The records that follow are to be transcribed in full, without their images.

Stored items:
+++

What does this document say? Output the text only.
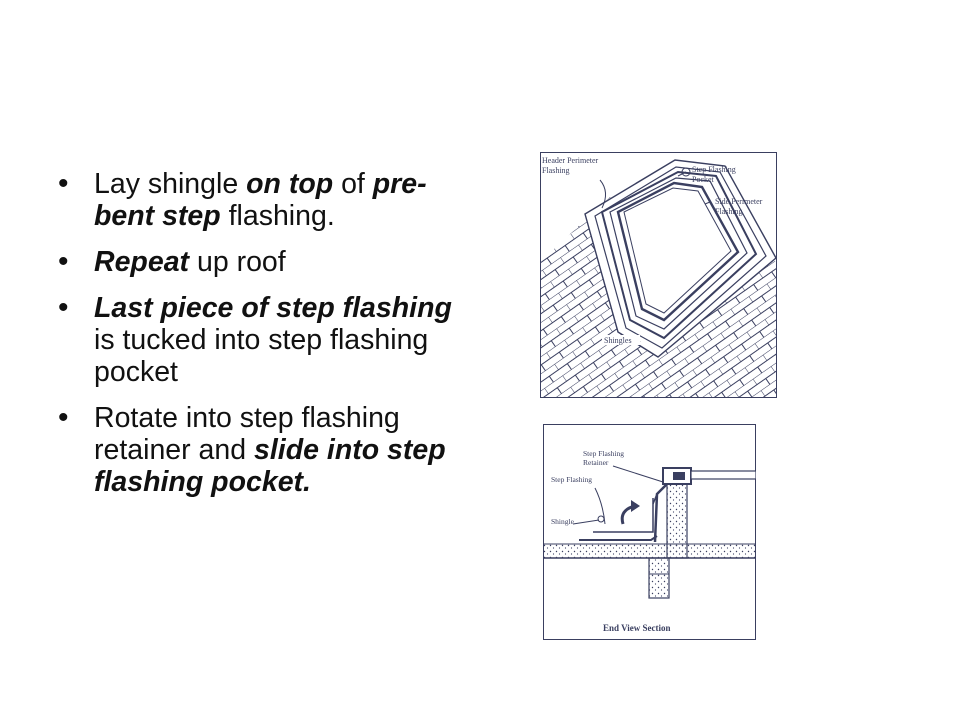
• Lay shingle on top of pre-bent step flashing.
• Repeat up roof
• Last piece of step flashing is tucked into step flashing pocket
• Rotate into step flashing retainer and slide into step flashing pocket.
Header Perimeter
Flashing	Step Flashing
Pocket
Side Perimeter
Flashing
Shingles
Step Flashing
Retainer
Step Flashing
Shingle
End View Section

+++

Exercise output:
What does this document say? Output the text only.
• Lay shingle on top of pre-bent step flashing.
• Repeat up roof
• Last piece of step flashing is tucked into step flashing pocket
• Rotate into step flashing retainer and slide into step flashing pocket.
Header Perimeter
Flashing	Step Flashing
Pocket
Side Perimeter
Flashing
Shingles
Step Flashing
Retainer
Step Flashing
Shingle
End View Section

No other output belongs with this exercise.